▸ Aim:
Transcribe every record that appears below, exactly and in full.

▸ Exercise material:
•••
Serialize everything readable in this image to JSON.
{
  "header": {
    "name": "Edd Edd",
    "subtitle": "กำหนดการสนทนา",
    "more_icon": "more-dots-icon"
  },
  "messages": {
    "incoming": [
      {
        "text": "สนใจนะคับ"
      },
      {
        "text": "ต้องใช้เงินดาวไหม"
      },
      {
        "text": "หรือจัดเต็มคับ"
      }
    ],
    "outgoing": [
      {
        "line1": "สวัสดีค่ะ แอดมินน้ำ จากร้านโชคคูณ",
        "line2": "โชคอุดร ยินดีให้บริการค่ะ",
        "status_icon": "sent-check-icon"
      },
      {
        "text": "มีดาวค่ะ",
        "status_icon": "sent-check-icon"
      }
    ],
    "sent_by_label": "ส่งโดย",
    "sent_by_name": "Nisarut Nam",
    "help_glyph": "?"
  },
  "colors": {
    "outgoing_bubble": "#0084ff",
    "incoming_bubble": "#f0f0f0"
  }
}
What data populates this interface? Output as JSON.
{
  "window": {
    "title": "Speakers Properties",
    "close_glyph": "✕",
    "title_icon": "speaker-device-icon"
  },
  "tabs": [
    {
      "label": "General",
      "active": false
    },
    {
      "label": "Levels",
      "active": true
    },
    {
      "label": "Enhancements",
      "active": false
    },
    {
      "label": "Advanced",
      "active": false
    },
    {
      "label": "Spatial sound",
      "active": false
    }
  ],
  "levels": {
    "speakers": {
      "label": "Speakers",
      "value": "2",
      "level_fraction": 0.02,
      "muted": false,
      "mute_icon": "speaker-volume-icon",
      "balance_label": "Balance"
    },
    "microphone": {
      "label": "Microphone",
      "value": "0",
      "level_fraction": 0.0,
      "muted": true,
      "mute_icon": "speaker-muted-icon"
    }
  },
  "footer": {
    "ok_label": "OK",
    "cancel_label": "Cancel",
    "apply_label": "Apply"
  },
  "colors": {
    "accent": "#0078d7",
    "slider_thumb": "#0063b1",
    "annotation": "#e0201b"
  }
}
•••
▸ Output:
Serialize everything readable in this image to JSON.
{
  "header": {
    "name": "Edd Edd",
    "subtitle": "กำหนดการสนทนา",
    "more_icon": "more-dots-icon"
  },
  "messages": {
    "incoming": [
      {
        "text": "สนใจนะคับ"
      },
      {
        "text": "ต้องใช้เงินดาวไหม"
      },
      {
        "text": "หรือจัดเต็มคับ"
      }
    ],
    "outgoing": [
      {
        "line1": "สวัสดีค่ะ แอดมินน้ำ จากร้านโชคคูณ",
        "line2": "โชคอุดร ยินดีให้บริการค่ะ",
        "status_icon": "sent-check-icon"
      },
      {
        "text": "มีดาวค่ะ",
        "status_icon": "sent-check-icon"
      }
    ],
    "sent_by_label": "ส่งโดย",
    "sent_by_name": "Nisarut Nam",
    "help_glyph": "?"
  },
  "colors": {
    "outgoing_bubble": "#0084ff",
    "incoming_bubble": "#f0f0f0"
  }
}
What data populates this interface? Output as JSON.
{
  "window": {
    "title": "Speakers Properties",
    "close_glyph": "✕",
    "title_icon": "speaker-device-icon"
  },
  "tabs": [
    {
      "label": "General",
      "active": false
    },
    {
      "label": "Levels",
      "active": true
    },
    {
      "label": "Enhancements",
      "active": false
    },
    {
      "label": "Advanced",
      "active": false
    },
    {
      "label": "Spatial sound",
      "active": false
    }
  ],
  "levels": {
    "speakers": {
      "label": "Speakers",
      "value": "2",
      "level_fraction": 0.02,
      "muted": false,
      "mute_icon": "speaker-volume-icon",
      "balance_label": "Balance"
    },
    "microphone": {
      "label": "Microphone",
      "value": "0",
      "level_fraction": 0.0,
      "muted": true,
      "mute_icon": "speaker-muted-icon"
    }
  },
  "footer": {
    "ok_label": "OK",
    "cancel_label": "Cancel",
    "apply_label": "Apply"
  },
  "colors": {
    "accent": "#0078d7",
    "slider_thumb": "#0063b1",
    "annotation": "#e0201b"
  }
}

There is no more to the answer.